## Challenge
Print the listing below in its entirety, character for character.

Stored data entries:
>>>>

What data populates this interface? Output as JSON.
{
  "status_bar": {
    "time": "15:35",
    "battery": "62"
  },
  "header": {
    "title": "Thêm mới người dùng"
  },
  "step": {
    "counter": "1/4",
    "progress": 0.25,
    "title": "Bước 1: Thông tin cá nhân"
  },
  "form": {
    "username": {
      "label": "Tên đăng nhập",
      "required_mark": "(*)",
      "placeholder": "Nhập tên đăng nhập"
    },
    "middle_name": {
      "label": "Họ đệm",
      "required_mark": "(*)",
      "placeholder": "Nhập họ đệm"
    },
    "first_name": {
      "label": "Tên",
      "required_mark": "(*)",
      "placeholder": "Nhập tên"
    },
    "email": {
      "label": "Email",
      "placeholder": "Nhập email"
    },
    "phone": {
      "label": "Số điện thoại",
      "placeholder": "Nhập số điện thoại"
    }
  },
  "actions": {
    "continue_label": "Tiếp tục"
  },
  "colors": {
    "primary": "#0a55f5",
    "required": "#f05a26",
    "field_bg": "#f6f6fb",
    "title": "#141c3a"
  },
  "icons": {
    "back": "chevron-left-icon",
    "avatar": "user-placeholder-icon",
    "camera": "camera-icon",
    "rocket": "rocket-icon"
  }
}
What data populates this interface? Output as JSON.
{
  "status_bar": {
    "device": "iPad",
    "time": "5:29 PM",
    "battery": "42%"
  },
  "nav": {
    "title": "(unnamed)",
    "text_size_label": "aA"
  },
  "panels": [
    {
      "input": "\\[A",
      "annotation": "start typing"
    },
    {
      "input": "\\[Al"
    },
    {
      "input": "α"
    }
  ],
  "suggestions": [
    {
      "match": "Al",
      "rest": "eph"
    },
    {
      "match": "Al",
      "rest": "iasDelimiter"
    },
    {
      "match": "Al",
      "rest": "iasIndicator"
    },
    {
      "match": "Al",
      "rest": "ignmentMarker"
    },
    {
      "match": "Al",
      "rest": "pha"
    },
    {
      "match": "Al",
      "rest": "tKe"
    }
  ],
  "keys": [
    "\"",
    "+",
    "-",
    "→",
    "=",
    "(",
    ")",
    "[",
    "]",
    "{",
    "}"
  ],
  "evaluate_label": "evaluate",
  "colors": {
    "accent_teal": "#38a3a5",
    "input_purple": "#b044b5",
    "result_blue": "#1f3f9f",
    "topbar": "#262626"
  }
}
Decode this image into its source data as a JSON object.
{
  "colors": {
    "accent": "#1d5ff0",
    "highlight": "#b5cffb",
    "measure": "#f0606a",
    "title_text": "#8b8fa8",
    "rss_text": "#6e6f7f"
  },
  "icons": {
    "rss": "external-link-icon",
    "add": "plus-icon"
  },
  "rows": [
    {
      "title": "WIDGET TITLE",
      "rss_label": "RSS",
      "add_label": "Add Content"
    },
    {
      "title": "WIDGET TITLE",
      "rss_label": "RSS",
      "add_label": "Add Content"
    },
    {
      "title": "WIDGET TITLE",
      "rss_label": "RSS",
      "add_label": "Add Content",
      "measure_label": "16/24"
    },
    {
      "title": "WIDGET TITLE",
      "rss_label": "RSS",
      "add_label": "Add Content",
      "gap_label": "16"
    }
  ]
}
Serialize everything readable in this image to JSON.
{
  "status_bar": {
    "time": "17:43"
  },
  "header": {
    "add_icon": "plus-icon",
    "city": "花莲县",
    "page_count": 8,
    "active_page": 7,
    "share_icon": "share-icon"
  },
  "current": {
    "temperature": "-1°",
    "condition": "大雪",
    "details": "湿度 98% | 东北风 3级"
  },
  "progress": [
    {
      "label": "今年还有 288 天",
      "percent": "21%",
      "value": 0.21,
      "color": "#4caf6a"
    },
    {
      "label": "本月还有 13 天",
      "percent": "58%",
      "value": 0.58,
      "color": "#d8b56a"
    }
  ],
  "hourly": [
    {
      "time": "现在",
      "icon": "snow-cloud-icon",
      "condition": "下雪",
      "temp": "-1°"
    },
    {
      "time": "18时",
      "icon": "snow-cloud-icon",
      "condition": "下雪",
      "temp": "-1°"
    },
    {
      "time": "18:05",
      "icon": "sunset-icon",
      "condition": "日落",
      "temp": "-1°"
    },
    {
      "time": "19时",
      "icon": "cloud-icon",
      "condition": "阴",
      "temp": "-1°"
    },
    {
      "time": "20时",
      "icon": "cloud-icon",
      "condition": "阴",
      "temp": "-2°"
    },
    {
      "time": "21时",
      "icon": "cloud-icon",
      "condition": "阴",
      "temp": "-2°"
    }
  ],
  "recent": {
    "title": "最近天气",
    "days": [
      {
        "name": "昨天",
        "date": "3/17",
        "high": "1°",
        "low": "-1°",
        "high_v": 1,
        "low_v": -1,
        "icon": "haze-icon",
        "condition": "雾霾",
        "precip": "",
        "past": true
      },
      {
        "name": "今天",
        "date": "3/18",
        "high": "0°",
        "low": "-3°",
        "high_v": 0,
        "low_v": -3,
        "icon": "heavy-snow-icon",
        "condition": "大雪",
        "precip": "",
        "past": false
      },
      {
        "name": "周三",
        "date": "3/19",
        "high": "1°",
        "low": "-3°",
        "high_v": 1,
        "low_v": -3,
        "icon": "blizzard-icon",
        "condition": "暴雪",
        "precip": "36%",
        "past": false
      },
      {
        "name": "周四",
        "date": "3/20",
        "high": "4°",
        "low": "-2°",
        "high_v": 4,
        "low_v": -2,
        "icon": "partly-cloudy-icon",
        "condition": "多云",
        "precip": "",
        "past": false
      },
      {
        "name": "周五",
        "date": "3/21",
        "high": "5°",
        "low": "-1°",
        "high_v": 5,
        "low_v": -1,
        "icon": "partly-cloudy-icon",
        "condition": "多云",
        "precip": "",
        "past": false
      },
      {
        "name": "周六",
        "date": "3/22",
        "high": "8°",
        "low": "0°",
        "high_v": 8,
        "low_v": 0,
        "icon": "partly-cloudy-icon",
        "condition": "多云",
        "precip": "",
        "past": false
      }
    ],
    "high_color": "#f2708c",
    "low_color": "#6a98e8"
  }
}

<<<<

## The response
What data populates this interface? Output as JSON.
{
  "status_bar": {
    "time": "15:35",
    "battery": "62"
  },
  "header": {
    "title": "Thêm mới người dùng"
  },
  "step": {
    "counter": "1/4",
    "progress": 0.25,
    "title": "Bước 1: Thông tin cá nhân"
  },
  "form": {
    "username": {
      "label": "Tên đăng nhập",
      "required_mark": "(*)",
      "placeholder": "Nhập tên đăng nhập"
    },
    "middle_name": {
      "label": "Họ đệm",
      "required_mark": "(*)",
      "placeholder": "Nhập họ đệm"
    },
    "first_name": {
      "label": "Tên",
      "required_mark": "(*)",
      "placeholder": "Nhập tên"
    },
    "email": {
      "label": "Email",
      "placeholder": "Nhập email"
    },
    "phone": {
      "label": "Số điện thoại",
      "placeholder": "Nhập số điện thoại"
    }
  },
  "actions": {
    "continue_label": "Tiếp tục"
  },
  "colors": {
    "primary": "#0a55f5",
    "required": "#f05a26",
    "field_bg": "#f6f6fb",
    "title": "#141c3a"
  },
  "icons": {
    "back": "chevron-left-icon",
    "avatar": "user-placeholder-icon",
    "camera": "camera-icon",
    "rocket": "rocket-icon"
  }
}
What data populates this interface? Output as JSON.
{
  "status_bar": {
    "device": "iPad",
    "time": "5:29 PM",
    "battery": "42%"
  },
  "nav": {
    "title": "(unnamed)",
    "text_size_label": "aA"
  },
  "panels": [
    {
      "input": "\\[A",
      "annotation": "start typing"
    },
    {
      "input": "\\[Al"
    },
    {
      "input": "α"
    }
  ],
  "suggestions": [
    {
      "match": "Al",
      "rest": "eph"
    },
    {
      "match": "Al",
      "rest": "iasDelimiter"
    },
    {
      "match": "Al",
      "rest": "iasIndicator"
    },
    {
      "match": "Al",
      "rest": "ignmentMarker"
    },
    {
      "match": "Al",
      "rest": "pha"
    },
    {
      "match": "Al",
      "rest": "tKe"
    }
  ],
  "keys": [
    "\"",
    "+",
    "-",
    "→",
    "=",
    "(",
    ")",
    "[",
    "]",
    "{",
    "}"
  ],
  "evaluate_label": "evaluate",
  "colors": {
    "accent_teal": "#38a3a5",
    "input_purple": "#b044b5",
    "result_blue": "#1f3f9f",
    "topbar": "#262626"
  }
}
Decode this image into its source data as a JSON object.
{
  "colors": {
    "accent": "#1d5ff0",
    "highlight": "#b5cffb",
    "measure": "#f0606a",
    "title_text": "#8b8fa8",
    "rss_text": "#6e6f7f"
  },
  "icons": {
    "rss": "external-link-icon",
    "add": "plus-icon"
  },
  "rows": [
    {
      "title": "WIDGET TITLE",
      "rss_label": "RSS",
      "add_label": "Add Content"
    },
    {
      "title": "WIDGET TITLE",
      "rss_label": "RSS",
      "add_label": "Add Content"
    },
    {
      "title": "WIDGET TITLE",
      "rss_label": "RSS",
      "add_label": "Add Content",
      "measure_label": "16/24"
    },
    {
      "title": "WIDGET TITLE",
      "rss_label": "RSS",
      "add_label": "Add Content",
      "gap_label": "16"
    }
  ]
}
Serialize everything readable in this image to JSON.
{
  "status_bar": {
    "time": "17:43"
  },
  "header": {
    "add_icon": "plus-icon",
    "city": "花莲县",
    "page_count": 8,
    "active_page": 7,
    "share_icon": "share-icon"
  },
  "current": {
    "temperature": "-1°",
    "condition": "大雪",
    "details": "湿度 98% | 东北风 3级"
  },
  "progress": [
    {
      "label": "今年还有 288 天",
      "percent": "21%",
      "value": 0.21,
      "color": "#4caf6a"
    },
    {
      "label": "本月还有 13 天",
      "percent": "58%",
      "value": 0.58,
      "color": "#d8b56a"
    }
  ],
  "hourly": [
    {
      "time": "现在",
      "icon": "snow-cloud-icon",
      "condition": "下雪",
      "temp": "-1°"
    },
    {
      "time": "18时",
      "icon": "snow-cloud-icon",
      "condition": "下雪",
      "temp": "-1°"
    },
    {
      "time": "18:05",
      "icon": "sunset-icon",
      "condition": "日落",
      "temp": "-1°"
    },
    {
      "time": "19时",
      "icon": "cloud-icon",
      "condition": "阴",
      "temp": "-1°"
    },
    {
      "time": "20时",
      "icon": "cloud-icon",
      "condition": "阴",
      "temp": "-2°"
    },
    {
      "time": "21时",
      "icon": "cloud-icon",
      "condition": "阴",
      "temp": "-2°"
    }
  ],
  "recent": {
    "title": "最近天气",
    "days": [
      {
        "name": "昨天",
        "date": "3/17",
        "high": "1°",
        "low": "-1°",
        "high_v": 1,
        "low_v": -1,
        "icon": "haze-icon",
        "condition": "雾霾",
        "precip": "",
        "past": true
      },
      {
        "name": "今天",
        "date": "3/18",
        "high": "0°",
        "low": "-3°",
        "high_v": 0,
        "low_v": -3,
        "icon": "heavy-snow-icon",
        "condition": "大雪",
        "precip": "",
        "past": false
      },
      {
        "name": "周三",
        "date": "3/19",
        "high": "1°",
        "low": "-3°",
        "high_v": 1,
        "low_v": -3,
        "icon": "blizzard-icon",
        "condition": "暴雪",
        "precip": "36%",
        "past": false
      },
      {
        "name": "周四",
        "date": "3/20",
        "high": "4°",
        "low": "-2°",
        "high_v": 4,
        "low_v": -2,
        "icon": "partly-cloudy-icon",
        "condition": "多云",
        "precip": "",
        "past": false
      },
      {
        "name": "周五",
        "date": "3/21",
        "high": "5°",
        "low": "-1°",
        "high_v": 5,
        "low_v": -1,
        "icon": "partly-cloudy-icon",
        "condition": "多云",
        "precip": "",
        "past": false
      },
      {
        "name": "周六",
        "date": "3/22",
        "high": "8°",
        "low": "0°",
        "high_v": 8,
        "low_v": 0,
        "icon": "partly-cloudy-icon",
        "condition": "多云",
        "precip": "",
        "past": false
      }
    ],
    "high_color": "#f2708c",
    "low_color": "#6a98e8"
  }
}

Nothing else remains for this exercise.